Aangeleverde tekst:
☆ ☆ ☆ ☆
De regels van de popmuziek (die niemand volgt)
In de popmuziek zijn er bepaalde regels en wetmatigheden, zegt 3FM-zendercöordinator Wilbert Mutsaers in de documentaire Blue Days, Song Days. De meeste nummers kennen coupletten, refreinen en meestal een bridge. Wie echt wil uitpakken, moduleert in het laatste refrein eens naar boven. En toch, toch wil geen muzikant echt toegeven aan die regels. Racoon niet, Janne Schra niet, Tjeerd Bomhof niet, Blaudzun niet en Lucky Fonz III ook niet. Lucky Fonz III zegt: “Ik ben wel eens naar een workshop geweest van de songschrijver van The Hollies. Hij kwam aanzetten met een soort wetboek: een hoofdpersoon mag maximaal 25 jaar oud zijn, er mogen maar drie personages voorkomen. Hij kwam met een lijst regels die door Bob Dylan al uit het raam zijn gegooid! Ik ben weggelopen, belachelijk.” Blaudzun: “Alleen muzikanten die een hít willen schrijven, zijn bezig met ‘refreintjes’, ja, en mensen van de radio en platenmaatschappijen. Als muzikant kijk ik gewoon waar een liedje naartoe moet gaan.”
☆ ☆ ☆ ☆
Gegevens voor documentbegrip
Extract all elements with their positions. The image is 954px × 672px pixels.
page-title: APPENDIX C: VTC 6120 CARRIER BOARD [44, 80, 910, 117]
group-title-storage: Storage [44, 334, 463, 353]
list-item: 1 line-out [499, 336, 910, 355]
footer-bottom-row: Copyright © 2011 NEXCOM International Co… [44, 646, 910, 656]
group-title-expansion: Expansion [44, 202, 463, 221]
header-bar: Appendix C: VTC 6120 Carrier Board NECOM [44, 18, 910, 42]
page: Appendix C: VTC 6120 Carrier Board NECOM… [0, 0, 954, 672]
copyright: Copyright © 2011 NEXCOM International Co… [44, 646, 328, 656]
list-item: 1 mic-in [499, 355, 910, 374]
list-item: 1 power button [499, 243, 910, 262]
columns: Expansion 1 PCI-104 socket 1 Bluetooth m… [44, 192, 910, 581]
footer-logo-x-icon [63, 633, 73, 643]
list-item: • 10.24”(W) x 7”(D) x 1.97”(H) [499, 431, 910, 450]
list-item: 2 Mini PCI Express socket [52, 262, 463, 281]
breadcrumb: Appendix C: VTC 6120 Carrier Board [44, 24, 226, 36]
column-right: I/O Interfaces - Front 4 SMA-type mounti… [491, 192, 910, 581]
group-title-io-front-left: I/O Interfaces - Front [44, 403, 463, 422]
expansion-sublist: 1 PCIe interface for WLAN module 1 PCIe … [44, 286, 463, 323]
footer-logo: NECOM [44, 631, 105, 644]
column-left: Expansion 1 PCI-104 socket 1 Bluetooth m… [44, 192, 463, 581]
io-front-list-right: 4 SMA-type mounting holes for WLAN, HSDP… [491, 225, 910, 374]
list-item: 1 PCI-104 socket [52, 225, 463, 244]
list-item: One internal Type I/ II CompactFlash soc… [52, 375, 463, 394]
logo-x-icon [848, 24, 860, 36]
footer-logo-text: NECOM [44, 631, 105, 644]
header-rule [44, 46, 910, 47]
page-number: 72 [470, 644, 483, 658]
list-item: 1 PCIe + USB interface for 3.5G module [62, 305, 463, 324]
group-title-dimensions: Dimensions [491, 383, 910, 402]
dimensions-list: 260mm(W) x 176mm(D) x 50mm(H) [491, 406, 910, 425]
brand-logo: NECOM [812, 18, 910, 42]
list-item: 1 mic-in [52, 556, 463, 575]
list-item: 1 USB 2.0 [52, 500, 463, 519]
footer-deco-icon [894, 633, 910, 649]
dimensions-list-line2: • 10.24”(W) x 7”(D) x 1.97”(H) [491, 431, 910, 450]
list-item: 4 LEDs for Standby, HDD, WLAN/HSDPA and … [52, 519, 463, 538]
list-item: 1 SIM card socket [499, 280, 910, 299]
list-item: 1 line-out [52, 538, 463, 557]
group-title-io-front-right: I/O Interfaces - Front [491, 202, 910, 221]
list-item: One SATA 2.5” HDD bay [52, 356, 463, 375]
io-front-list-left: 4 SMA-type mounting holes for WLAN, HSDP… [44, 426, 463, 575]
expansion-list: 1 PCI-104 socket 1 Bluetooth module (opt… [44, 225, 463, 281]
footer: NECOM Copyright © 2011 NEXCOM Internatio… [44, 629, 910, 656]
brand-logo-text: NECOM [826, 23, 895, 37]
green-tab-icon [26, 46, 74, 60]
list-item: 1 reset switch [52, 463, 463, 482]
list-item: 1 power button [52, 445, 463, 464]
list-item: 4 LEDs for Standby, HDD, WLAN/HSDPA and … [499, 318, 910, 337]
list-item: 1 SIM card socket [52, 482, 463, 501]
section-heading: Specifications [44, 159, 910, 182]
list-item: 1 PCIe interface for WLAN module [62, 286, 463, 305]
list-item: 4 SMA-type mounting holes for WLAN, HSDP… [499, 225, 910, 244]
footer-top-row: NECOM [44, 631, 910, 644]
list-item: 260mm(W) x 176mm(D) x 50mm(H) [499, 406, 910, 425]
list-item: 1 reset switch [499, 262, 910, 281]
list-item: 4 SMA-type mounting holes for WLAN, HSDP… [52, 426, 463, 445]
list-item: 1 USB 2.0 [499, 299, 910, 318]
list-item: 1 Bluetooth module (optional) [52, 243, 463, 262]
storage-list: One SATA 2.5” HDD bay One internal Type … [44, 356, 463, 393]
☆ ☆ ☆ ☆
Werkopdracht 1:
Welke maximale leeftijd voor een hoofdpersoon noemde de songschrijver van The Hollies volgens de tekst over popmuziek?
Werkopdracht 2:
Zet de tekst over popmuziek voort vanaf de laatste zin.
De regels hierboven vormen apart materiaal, los van de tekst.

Schriftelijk antwoord 1:
Maximaal 25 jaar.

Schriftelijk antwoord 2:
Het gevaar jezelf beu te raken en de strijd die een kunstenaar moet leveren
Of je als muzikant nou die gouden regels van de popmuziek volgt of niet: hoe groter je oeuvre wordt, hoe groter de kans is dat je jezelf herhaalt. “Waar we nu tegenaan lopen: je raakt jezelf beu, gaat patroontjes bij jezelf herkennen en jezelf herhalen”, zegt Dennis Huige op een gegeven moment in de documentaire Blue Days, Song Days. Ook Janne Schra, Blaudzun en Lucky Fonz III hebben ieder minstens vier albums uitgebracht en Tjeerd Bomhof zette zijn stempel onder tientallen nummers. “En niets is zo kut als hele goede muziek die tóch niet raakt”, aldus Bomhof. “Geïnspireerdheid kun je niet faken, maar hoe vaker je een liedje hebt geschreven: hoe minder gemakkelijk het écht slecht wordt. En dan denk ik weer: ‘Ah, god, daar ga ik weer met diezelfde akkoordenprogressie.’ Je moet die inspiratie opzoeken, uiteindelijk is een goede artiest elke dag weer op zoek naar iets wat zijn hart sneller doet kloppen, je moet op zoek naar nieuwigheid.” Blaudzun: “Laatst was ik voor een schrijfsessie in Spanje, na een dag dacht ik al: fuck, waarom heb ik mijn gitaar meegenomen en niet een piano? Je bent soms zó gewend ingesleten paadjes nog eens in te gaan, er is zelfs een bepaald spiergeheugen. Dat heeft ook echt te maken met het instrument dat je gebruikt. Wanneer er tijdens het schrijven een snaar breekt, speel ik vaak verder zonder die snaar: dan dwing ik mezelf andere oplossingen te bedenken die ik nooit had gezocht.”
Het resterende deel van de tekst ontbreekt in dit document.